:: Work to do ::
Extract each line containing the string "并提供警方人员相关证物".

--- START ---

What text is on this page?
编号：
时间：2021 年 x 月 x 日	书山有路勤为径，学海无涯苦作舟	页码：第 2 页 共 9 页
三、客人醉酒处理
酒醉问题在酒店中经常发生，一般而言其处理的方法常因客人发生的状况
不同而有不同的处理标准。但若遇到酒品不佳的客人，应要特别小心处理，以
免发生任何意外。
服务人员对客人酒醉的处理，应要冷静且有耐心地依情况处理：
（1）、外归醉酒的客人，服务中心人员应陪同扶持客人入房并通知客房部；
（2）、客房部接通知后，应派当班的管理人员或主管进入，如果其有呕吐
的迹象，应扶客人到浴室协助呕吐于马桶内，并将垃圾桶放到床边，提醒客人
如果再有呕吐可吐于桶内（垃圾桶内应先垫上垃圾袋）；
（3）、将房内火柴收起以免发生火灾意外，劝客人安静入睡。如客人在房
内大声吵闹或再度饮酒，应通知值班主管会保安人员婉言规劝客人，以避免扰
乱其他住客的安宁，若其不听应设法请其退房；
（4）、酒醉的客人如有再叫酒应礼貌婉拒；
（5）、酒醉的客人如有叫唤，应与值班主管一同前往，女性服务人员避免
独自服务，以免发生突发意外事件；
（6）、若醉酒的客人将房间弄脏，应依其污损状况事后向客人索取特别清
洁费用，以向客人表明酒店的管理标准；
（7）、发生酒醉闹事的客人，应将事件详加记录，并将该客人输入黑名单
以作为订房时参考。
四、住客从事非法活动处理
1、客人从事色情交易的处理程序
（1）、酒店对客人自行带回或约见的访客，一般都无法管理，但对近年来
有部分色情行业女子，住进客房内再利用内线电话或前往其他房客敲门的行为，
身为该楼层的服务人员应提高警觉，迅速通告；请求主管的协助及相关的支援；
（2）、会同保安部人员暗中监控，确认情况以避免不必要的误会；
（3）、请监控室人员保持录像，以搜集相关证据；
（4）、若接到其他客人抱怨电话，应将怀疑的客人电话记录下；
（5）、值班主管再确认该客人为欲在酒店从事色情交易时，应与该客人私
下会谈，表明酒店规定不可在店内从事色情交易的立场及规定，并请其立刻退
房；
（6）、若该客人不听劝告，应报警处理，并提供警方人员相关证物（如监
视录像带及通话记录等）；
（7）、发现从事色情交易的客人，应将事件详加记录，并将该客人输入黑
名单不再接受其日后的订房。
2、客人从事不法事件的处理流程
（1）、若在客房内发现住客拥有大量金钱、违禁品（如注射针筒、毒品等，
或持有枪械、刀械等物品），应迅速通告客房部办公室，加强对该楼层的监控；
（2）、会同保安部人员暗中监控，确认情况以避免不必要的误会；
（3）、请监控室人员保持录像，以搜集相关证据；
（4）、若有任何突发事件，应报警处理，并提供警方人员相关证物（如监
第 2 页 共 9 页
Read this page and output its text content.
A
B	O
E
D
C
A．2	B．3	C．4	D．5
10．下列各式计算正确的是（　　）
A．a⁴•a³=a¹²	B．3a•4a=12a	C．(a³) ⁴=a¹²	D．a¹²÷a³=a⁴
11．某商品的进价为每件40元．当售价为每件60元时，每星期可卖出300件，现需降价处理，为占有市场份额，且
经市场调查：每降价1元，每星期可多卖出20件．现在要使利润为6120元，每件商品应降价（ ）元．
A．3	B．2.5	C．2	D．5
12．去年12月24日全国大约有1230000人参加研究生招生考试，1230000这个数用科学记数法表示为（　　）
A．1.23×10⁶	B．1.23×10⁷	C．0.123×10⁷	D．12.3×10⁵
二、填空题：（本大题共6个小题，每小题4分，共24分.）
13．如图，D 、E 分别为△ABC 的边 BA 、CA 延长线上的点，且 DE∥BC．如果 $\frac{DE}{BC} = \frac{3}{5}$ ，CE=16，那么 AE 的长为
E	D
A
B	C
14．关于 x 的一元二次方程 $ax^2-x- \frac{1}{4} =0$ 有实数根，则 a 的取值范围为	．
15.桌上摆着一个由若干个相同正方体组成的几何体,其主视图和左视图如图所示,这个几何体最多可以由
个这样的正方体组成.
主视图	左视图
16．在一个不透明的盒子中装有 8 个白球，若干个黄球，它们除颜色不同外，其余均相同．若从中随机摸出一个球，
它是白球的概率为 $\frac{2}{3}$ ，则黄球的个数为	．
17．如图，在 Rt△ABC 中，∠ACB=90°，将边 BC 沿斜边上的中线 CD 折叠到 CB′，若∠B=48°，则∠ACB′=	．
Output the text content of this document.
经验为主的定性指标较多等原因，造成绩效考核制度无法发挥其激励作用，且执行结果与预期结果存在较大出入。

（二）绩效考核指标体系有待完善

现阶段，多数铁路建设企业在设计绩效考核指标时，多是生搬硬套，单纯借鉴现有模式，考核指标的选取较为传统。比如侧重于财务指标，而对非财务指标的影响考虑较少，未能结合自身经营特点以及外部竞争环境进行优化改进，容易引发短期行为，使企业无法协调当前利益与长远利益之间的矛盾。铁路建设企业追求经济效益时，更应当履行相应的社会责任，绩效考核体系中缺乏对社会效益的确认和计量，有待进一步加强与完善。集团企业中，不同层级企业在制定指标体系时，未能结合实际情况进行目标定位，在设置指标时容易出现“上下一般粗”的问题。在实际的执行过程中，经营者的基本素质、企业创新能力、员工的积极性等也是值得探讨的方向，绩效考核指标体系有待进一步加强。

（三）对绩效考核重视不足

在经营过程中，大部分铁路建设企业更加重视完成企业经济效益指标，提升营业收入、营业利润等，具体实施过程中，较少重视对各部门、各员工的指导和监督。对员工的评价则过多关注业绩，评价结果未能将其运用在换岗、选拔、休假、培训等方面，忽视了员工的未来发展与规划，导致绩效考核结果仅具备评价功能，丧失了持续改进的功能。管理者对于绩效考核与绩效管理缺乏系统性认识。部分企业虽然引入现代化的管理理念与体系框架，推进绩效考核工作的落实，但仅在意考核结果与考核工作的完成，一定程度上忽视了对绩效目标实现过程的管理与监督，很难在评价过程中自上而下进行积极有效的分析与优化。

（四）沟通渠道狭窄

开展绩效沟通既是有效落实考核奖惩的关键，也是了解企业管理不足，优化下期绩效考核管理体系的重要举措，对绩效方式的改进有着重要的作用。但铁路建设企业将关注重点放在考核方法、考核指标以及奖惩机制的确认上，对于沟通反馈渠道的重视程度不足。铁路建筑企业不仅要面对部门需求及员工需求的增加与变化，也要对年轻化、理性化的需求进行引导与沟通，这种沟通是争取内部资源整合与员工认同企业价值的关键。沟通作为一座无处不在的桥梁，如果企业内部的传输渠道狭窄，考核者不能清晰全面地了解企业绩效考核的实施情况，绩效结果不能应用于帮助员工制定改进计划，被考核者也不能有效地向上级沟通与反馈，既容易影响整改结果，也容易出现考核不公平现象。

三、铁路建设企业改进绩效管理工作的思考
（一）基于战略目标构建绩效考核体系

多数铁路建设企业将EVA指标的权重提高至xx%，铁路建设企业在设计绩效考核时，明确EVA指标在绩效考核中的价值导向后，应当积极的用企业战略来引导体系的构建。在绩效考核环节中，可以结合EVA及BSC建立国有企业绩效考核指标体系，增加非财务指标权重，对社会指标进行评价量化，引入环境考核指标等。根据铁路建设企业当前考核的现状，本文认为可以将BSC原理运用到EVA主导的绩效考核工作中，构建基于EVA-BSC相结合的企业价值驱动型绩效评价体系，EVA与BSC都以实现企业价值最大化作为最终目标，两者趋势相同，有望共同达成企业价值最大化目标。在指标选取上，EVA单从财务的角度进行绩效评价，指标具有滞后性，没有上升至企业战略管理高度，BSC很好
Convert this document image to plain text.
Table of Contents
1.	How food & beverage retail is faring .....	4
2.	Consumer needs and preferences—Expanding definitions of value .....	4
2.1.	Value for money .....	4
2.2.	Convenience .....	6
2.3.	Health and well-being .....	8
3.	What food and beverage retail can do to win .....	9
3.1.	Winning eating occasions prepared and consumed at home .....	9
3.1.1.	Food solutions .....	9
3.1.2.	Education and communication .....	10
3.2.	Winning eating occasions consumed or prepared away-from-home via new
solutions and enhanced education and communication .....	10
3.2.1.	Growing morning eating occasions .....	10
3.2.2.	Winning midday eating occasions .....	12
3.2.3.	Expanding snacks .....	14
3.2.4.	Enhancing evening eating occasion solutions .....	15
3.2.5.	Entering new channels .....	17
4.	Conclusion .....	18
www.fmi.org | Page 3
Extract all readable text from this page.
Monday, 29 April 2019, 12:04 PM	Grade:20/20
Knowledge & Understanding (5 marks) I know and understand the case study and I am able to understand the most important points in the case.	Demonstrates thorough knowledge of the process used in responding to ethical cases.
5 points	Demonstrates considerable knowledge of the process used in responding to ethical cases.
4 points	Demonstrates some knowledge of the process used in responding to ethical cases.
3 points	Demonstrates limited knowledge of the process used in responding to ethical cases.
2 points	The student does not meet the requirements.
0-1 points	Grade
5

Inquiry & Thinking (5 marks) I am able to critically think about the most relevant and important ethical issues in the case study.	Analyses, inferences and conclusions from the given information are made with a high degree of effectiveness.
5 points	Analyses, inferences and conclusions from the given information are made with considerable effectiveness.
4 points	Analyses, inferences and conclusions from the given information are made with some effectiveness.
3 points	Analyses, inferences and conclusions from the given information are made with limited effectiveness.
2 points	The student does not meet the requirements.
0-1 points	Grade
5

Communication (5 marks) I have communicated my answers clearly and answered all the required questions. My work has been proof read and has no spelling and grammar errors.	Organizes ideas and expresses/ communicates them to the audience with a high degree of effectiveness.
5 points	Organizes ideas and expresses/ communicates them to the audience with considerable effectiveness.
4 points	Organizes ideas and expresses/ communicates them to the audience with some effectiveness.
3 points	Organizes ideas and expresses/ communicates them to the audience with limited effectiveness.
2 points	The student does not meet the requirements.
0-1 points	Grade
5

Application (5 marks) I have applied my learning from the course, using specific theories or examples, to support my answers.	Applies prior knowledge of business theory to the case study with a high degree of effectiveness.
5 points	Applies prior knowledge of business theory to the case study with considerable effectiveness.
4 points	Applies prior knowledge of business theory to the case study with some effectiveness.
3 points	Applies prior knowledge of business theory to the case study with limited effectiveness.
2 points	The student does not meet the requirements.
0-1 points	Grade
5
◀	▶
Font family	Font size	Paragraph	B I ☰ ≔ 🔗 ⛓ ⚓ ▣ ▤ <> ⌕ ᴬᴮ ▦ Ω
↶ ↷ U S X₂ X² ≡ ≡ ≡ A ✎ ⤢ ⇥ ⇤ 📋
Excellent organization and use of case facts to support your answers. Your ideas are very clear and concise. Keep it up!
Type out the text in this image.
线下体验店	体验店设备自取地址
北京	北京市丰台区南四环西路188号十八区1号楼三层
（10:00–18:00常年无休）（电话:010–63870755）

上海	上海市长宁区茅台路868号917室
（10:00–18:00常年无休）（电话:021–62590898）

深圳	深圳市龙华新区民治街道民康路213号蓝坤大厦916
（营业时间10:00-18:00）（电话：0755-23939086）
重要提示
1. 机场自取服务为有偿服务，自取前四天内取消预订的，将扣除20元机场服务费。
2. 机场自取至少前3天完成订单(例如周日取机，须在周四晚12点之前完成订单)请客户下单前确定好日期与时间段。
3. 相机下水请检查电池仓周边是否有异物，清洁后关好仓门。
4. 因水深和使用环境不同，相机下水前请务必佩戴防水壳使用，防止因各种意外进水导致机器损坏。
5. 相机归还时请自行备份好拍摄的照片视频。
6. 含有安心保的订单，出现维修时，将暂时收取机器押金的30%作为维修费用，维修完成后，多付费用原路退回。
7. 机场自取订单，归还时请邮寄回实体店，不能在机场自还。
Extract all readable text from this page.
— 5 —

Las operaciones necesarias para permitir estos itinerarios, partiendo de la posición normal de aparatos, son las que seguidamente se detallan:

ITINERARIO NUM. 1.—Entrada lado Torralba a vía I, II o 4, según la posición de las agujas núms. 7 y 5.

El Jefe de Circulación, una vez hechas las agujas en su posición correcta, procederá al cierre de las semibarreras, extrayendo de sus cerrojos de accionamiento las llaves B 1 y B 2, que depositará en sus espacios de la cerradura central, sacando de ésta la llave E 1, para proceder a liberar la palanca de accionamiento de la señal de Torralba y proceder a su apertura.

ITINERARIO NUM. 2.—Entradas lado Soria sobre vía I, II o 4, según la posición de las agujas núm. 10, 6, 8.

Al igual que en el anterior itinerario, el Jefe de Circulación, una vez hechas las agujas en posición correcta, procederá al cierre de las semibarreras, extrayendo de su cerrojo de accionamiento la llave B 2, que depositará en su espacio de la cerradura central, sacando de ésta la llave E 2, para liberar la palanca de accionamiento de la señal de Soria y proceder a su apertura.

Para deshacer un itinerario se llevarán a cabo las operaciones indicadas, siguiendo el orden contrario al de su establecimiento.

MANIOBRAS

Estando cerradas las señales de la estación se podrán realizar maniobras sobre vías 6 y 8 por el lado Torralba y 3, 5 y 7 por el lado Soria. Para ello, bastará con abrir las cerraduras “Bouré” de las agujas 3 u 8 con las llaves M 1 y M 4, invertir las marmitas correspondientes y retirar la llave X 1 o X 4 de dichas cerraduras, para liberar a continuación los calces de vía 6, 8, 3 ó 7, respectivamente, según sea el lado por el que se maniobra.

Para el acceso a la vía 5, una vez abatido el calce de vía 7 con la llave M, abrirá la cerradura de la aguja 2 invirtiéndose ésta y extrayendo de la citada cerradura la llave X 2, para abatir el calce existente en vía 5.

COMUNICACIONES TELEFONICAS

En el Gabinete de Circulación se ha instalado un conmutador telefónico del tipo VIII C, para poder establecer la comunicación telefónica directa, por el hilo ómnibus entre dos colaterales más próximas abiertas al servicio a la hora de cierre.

--- END ---

:: Reply to the task ::
（6）、若该客人不听劝告，应报警处理，并提供警方人员相关证物（如监
（4）、若有任何突发事件，应报警处理，并提供警方人员相关证物（如监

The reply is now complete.